Saved entries:
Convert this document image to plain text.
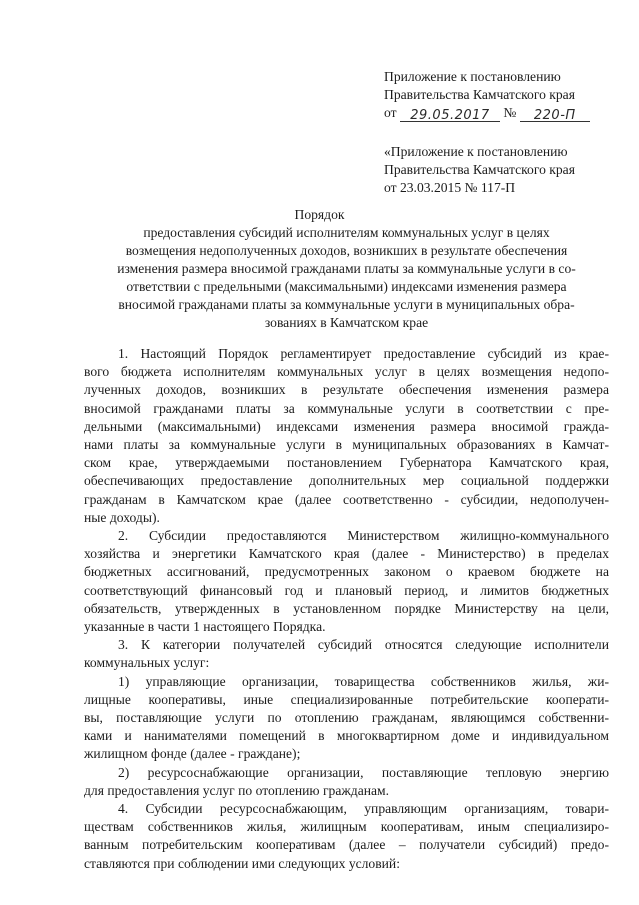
Приложение к постановлению
Правительства Камчатского края
от 29.05.2017 № 220-П
«Приложение к постановлению
Правительства Камчатского края
от 23.03.2015 № 117-П
Порядок
предоставления субсидий исполнителям коммунальных услуг в целях
возмещения недополученных доходов, возникших в результате обеспечения
изменения размера вносимой гражданами платы за коммунальные услуги в со-
ответствии с предельными (максимальными) индексами изменения размера
вносимой гражданами платы за коммунальные услуги в муниципальных обра-
зованиях в Камчатском крае
1. Настоящий Порядок регламентирует предоставление субсидий из крае-
вого бюджета исполнителям коммунальных услуг в целях возмещения недопо-
лученных доходов, возникших в результате обеспечения изменения размера
вносимой гражданами платы за коммунальные услуги в соответствии с пре-
дельными (максимальными) индексами изменения размера вносимой гражда-
нами платы за коммунальные услуги в муниципальных образованиях в Камчат-
ском крае, утверждаемыми постановлением Губернатора Камчатского края,
обеспечивающих предоставление дополнительных мер социальной поддержки
гражданам в Камчатском крае (далее соответственно - субсидии, недополучен-
ные доходы).
2. Субсидии предоставляются Министерством жилищно-коммунального
хозяйства и энергетики Камчатского края (далее - Министерство) в пределах
бюджетных ассигнований, предусмотренных законом о краевом бюджете на
соответствующий финансовый год и плановый период, и лимитов бюджетных
обязательств, утвержденных в установленном порядке Министерству на цели,
указанные в части 1 настоящего Порядка.
3. К категории получателей субсидий относятся следующие исполнители
коммунальных услуг:
1) управляющие организации, товарищества собственников жилья, жи-
лищные кооперативы, иные специализированные потребительские кооперати-
вы, поставляющие услуги по отоплению гражданам, являющимся собственни-
ками и нанимателями помещений в многоквартирном доме и индивидуальном
жилищном фонде (далее - граждане);
2) ресурсоснабжающие организации, поставляющие тепловую энергию
для предоставления услуг по отоплению гражданам.
4. Субсидии ресурсоснабжающим, управляющим организациям, товари-
ществам собственников жилья, жилищным кооперативам, иным специализиро-
ванным потребительским кооперативам (далее – получатели субсидий) предо-
ставляются при соблюдении ими следующих условий:
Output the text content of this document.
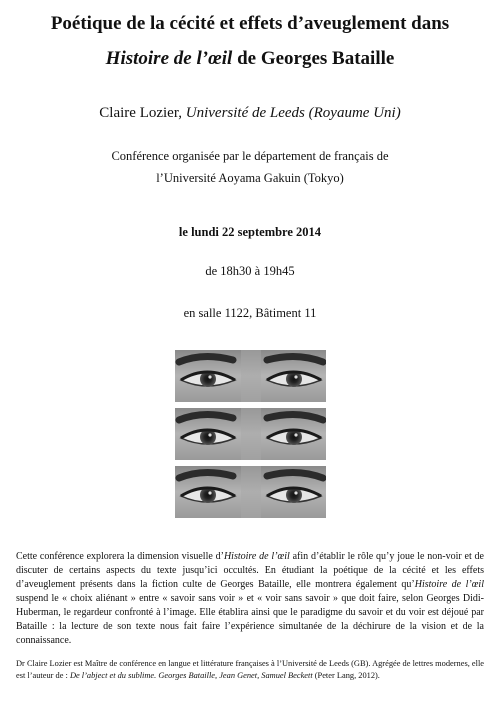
Poétique de la cécité et effets d’aveuglement dans
Histoire de l’œil de Georges Bataille
Claire Lozier, Université de Leeds (Royaume Uni)
Conférence organisée par le département de français de
l’Université Aoyama Gakuin (Tokyo)
le lundi 22 septembre 2014
de 18h30 à 19h45
en salle 1122, Bâtiment 11
Cette conférence explorera la dimension visuelle d’Histoire de l’œil afin d’établir le rôle qu’y joue le non-voir et de discuter de certains aspects du texte jusqu’ici occultés. En étudiant la poétique de la cécité et les effets d’aveuglement présents dans la fiction culte de Georges Bataille, elle montrera également qu’Histoire de l’œil suspend le « choix aliénant » entre « savoir sans voir » et « voir sans savoir » que doit faire, selon Georges Didi-Huberman, le regardeur confronté à l’image. Elle établira ainsi que le paradigme du savoir et du voir est déjoué par Bataille : la lecture de son texte nous fait faire l’expérience simultanée de la déchirure de la vision et de la connaissance.
Dr Claire Lozier est Maître de conférence en langue et littérature françaises à l’Université de Leeds (GB). Agrégée de lettres modernes, elle est l’auteur de : De l’abject et du sublime. Georges Bataille, Jean Genet, Samuel Beckett (Peter Lang, 2012).
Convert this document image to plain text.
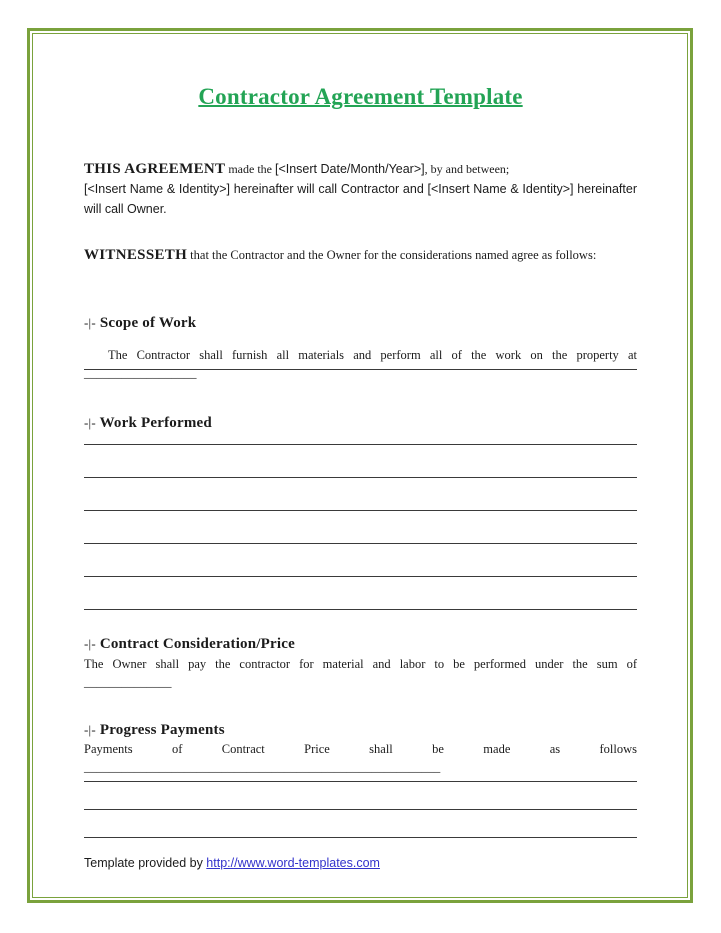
Contractor Agreement Template
THIS AGREEMENT made the [<Insert Date/Month/Year>], by and between;
[<Insert Name & Identity>] hereinafter will call Contractor and [<Insert Name & Identity>] hereinafter will call Owner.
WITNESSETH that the Contractor and the Owner for the considerations named agree as follows:
-|- Scope of Work
The Contractor shall furnish all materials and perform all of the work on the property at __________________
-|- Work Performed
-|- Contract Consideration/Price
The Owner shall pay the contractor for material and labor to be performed under the sum of ______________
-|- Progress Payments
Payments of Contract Price shall be made as follows _________________________________________________________
Template provided by http://www.word-templates.com
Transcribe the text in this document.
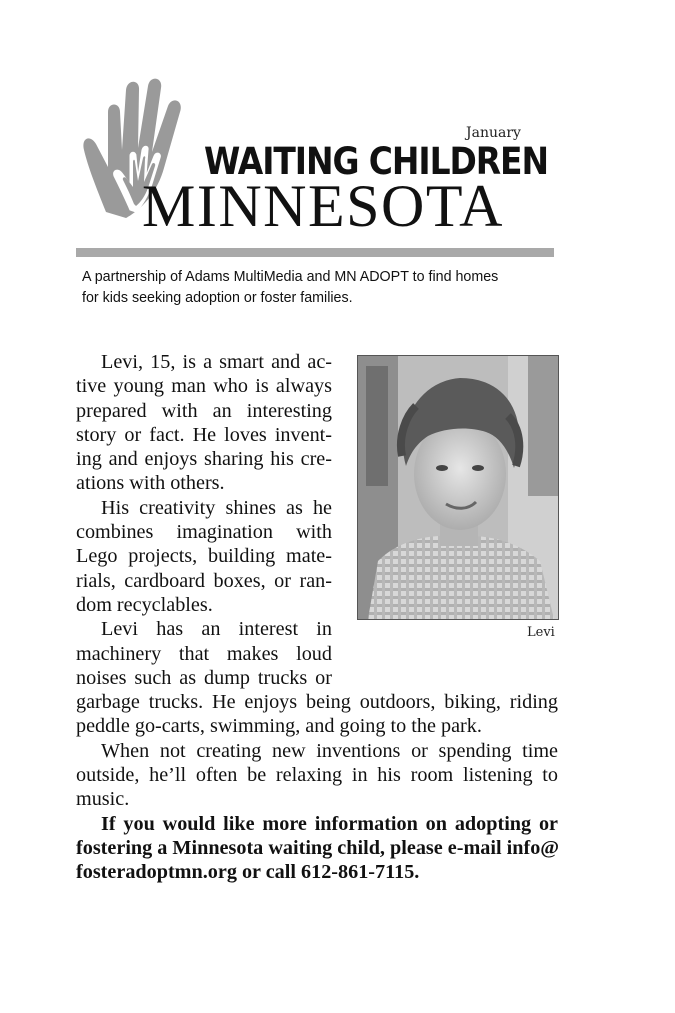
January
WAITING CHILDREN
MINNESOTA
A partnership of Adams MultiMedia and MN ADOPT to find homes
for kids seeking adoption or foster families.
Levi
Levi, 15, is a smart and ac-
tive young man who is always
prepared with an interesting
story or fact. He loves invent-
ing and enjoys sharing his cre-
ations with others.
His creativity shines as he
combines imagination with
Lego projects, building mate-
rials, cardboard boxes, or ran-
dom recyclables.
Levi has an interest in
machinery that makes loud
noises such as dump trucks or
garbage trucks. He enjoys being outdoors, biking, riding
peddle go-carts, swimming, and going to the park.
When not creating new inventions or spending time
outside, he’ll often be relaxing in his room listening to
music.
If you would like more information on adopting or
fostering a Minnesota waiting child, please e-mail info@
fosteradoptmn.org or call 612-861-7115.
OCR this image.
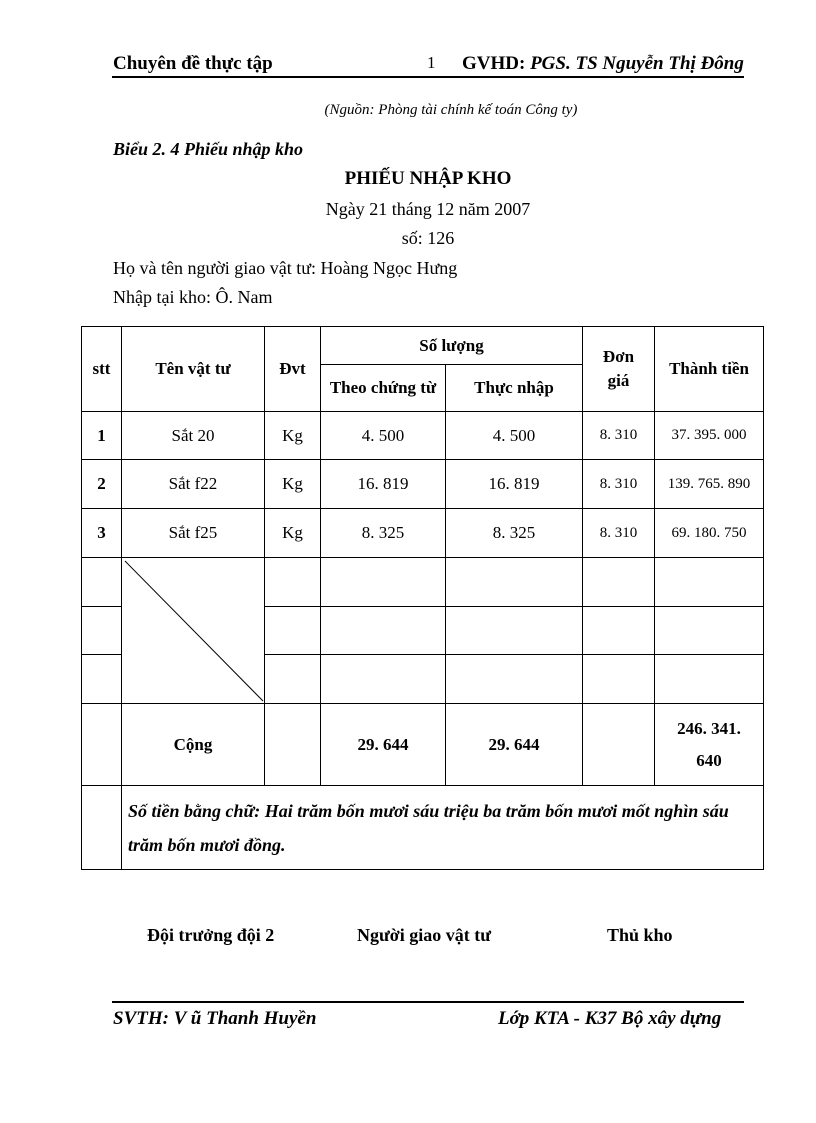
Chuyên đề thực tập	1 GVHD: PGS. TS Nguyễn Thị Đông
(Nguồn: Phòng tài chính kế toán Công ty)
Biểu 2. 4 Phiếu nhập kho
PHIẾU NHẬP KHO
Ngày 21 tháng 12 năm 2007
số: 126
Họ và tên người giao vật tư: Hoàng Ngọc Hưng
Nhập tại kho: Ô. Nam
stt	Tên vật tư	Đvt	Số lượng		Đơn giá	Thành tiền
			Theo chứng từ	Thực nhập		
1	Sắt 20	Kg	4. 500	4. 500	8. 310	37. 395. 000
2	Sắt f22	Kg	16. 819	16. 819	8. 310	139. 765. 890
3	Sắt f25	Kg	8. 325	8. 325	8. 310	69. 180. 750

	Cộng		29. 644	29. 644		246. 341.
640

	Số tiền bằng chữ: Hai trăm bốn mươi sáu triệu ba trăm bốn mươi mốt nghìn sáu trăm bốn mươi đồng.					
Đội trưởng đội 2	Người giao vật tư	Thủ kho
SVTH: V ũ Thanh Huyền	Lớp KTA - K37 Bộ xây dựng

*The problem*. Repeat the material above verbatim, with no pictures in the output.

*Result below*.
Convert this document image to plain text.
Приложение к постановлению
Правительства Камчатского края
от 29.05.2017 № 220-П
«Приложение к постановлению
Правительства Камчатского края
от 23.03.2015 № 117-П
Порядок
предоставления субсидий исполнителям коммунальных услуг в целях
возмещения недополученных доходов, возникших в результате обеспечения
изменения размера вносимой гражданами платы за коммунальные услуги в со-
ответствии с предельными (максимальными) индексами изменения размера
вносимой гражданами платы за коммунальные услуги в муниципальных обра-
зованиях в Камчатском крае
1. Настоящий Порядок регламентирует предоставление субсидий из крае-
вого бюджета исполнителям коммунальных услуг в целях возмещения недопо-
лученных доходов, возникших в результате обеспечения изменения размера
вносимой гражданами платы за коммунальные услуги в соответствии с пре-
дельными (максимальными) индексами изменения размера вносимой гражда-
нами платы за коммунальные услуги в муниципальных образованиях в Камчат-
ском крае, утверждаемыми постановлением Губернатора Камчатского края,
обеспечивающих предоставление дополнительных мер социальной поддержки
гражданам в Камчатском крае (далее соответственно - субсидии, недополучен-
ные доходы).
2. Субсидии предоставляются Министерством жилищно-коммунального
хозяйства и энергетики Камчатского края (далее - Министерство) в пределах
бюджетных ассигнований, предусмотренных законом о краевом бюджете на
соответствующий финансовый год и плановый период, и лимитов бюджетных
обязательств, утвержденных в установленном порядке Министерству на цели,
указанные в части 1 настоящего Порядка.
3. К категории получателей субсидий относятся следующие исполнители
коммунальных услуг:
1) управляющие организации, товарищества собственников жилья, жи-
лищные кооперативы, иные специализированные потребительские кооперати-
вы, поставляющие услуги по отоплению гражданам, являющимся собственни-
ками и нанимателями помещений в многоквартирном доме и индивидуальном
жилищном фонде (далее - граждане);
2) ресурсоснабжающие организации, поставляющие тепловую энергию
для предоставления услуг по отоплению гражданам.
4. Субсидии ресурсоснабжающим, управляющим организациям, товари-
ществам собственников жилья, жилищным кооперативам, иным специализиро-
ванным потребительским кооперативам (далее – получатели субсидий) предо-
ставляются при соблюдении ими следующих условий:
Output the text content of this document.
Poétique de la cécité et effets d’aveuglement dans
Histoire de l’œil de Georges Bataille
Claire Lozier, Université de Leeds (Royaume Uni)
Conférence organisée par le département de français de
l’Université Aoyama Gakuin (Tokyo)
le lundi 22 septembre 2014
de 18h30 à 19h45
en salle 1122, Bâtiment 11
Cette conférence explorera la dimension visuelle d’Histoire de l’œil afin d’établir le rôle qu’y joue le non-voir et de discuter de certains aspects du texte jusqu’ici occultés. En étudiant la poétique de la cécité et les effets d’aveuglement présents dans la fiction culte de Georges Bataille, elle montrera également qu’Histoire de l’œil suspend le « choix aliénant » entre « savoir sans voir » et « voir sans savoir » que doit faire, selon Georges Didi-Huberman, le regardeur confronté à l’image. Elle établira ainsi que le paradigme du savoir et du voir est déjoué par Bataille : la lecture de son texte nous fait faire l’expérience simultanée de la déchirure de la vision et de la connaissance.
Dr Claire Lozier est Maître de conférence en langue et littérature françaises à l’Université de Leeds (GB). Agrégée de lettres modernes, elle est l’auteur de : De l’abject et du sublime. Georges Bataille, Jean Genet, Samuel Beckett (Peter Lang, 2012).
Convert this document image to plain text.
Contractor Agreement Template
THIS AGREEMENT made the [<Insert Date/Month/Year>], by and between;
[<Insert Name & Identity>] hereinafter will call Contractor and [<Insert Name & Identity>] hereinafter will call Owner.
WITNESSETH that the Contractor and the Owner for the considerations named agree as follows:
-|- Scope of Work
The Contractor shall furnish all materials and perform all of the work on the property at __________________
-|- Work Performed
-|- Contract Consideration/Price
The Owner shall pay the contractor for material and labor to be performed under the sum of ______________
-|- Progress Payments
Payments of Contract Price shall be made as follows _________________________________________________________
Template provided by http://www.word-templates.com
Transcribe the text in this document.
January
WAITING CHILDREN
MINNESOTA
A partnership of Adams MultiMedia and MN ADOPT to find homes
for kids seeking adoption or foster families.
Levi
Levi, 15, is a smart and ac-
tive young man who is always
prepared with an interesting
story or fact. He loves invent-
ing and enjoys sharing his cre-
ations with others.
His creativity shines as he
combines imagination with
Lego projects, building mate-
rials, cardboard boxes, or ran-
dom recyclables.
Levi has an interest in
machinery that makes loud
noises such as dump trucks or
garbage trucks. He enjoys being outdoors, biking, riding
peddle go-carts, swimming, and going to the park.
When not creating new inventions or spending time
outside, he’ll often be relaxing in his room listening to
music.
If you would like more information on adopting or
fostering a Minnesota waiting child, please e-mail info@
fosteradoptmn.org or call 612-861-7115.
OCR this image.
Chuyên đề thực tập	1 GVHD: PGS. TS Nguyễn Thị Đông
(Nguồn: Phòng tài chính kế toán Công ty)
Biểu 2. 4 Phiếu nhập kho
PHIẾU NHẬP KHO
Ngày 21 tháng 12 năm 2007
số: 126
Họ và tên người giao vật tư: Hoàng Ngọc Hưng
Nhập tại kho: Ô. Nam
stt	Tên vật tư	Đvt	Số lượng		Đơn giá	Thành tiền
			Theo chứng từ	Thực nhập		
1	Sắt 20	Kg	4. 500	4. 500	8. 310	37. 395. 000
2	Sắt f22	Kg	16. 819	16. 819	8. 310	139. 765. 890
3	Sắt f25	Kg	8. 325	8. 325	8. 310	69. 180. 750

	Cộng		29. 644	29. 644		246. 341.
640

	Số tiền bằng chữ: Hai trăm bốn mươi sáu triệu ba trăm bốn mươi mốt nghìn sáu trăm bốn mươi đồng.					
Đội trưởng đội 2	Người giao vật tư	Thủ kho
SVTH: V ũ Thanh Huyền	Lớp KTA - K37 Bộ xây dựng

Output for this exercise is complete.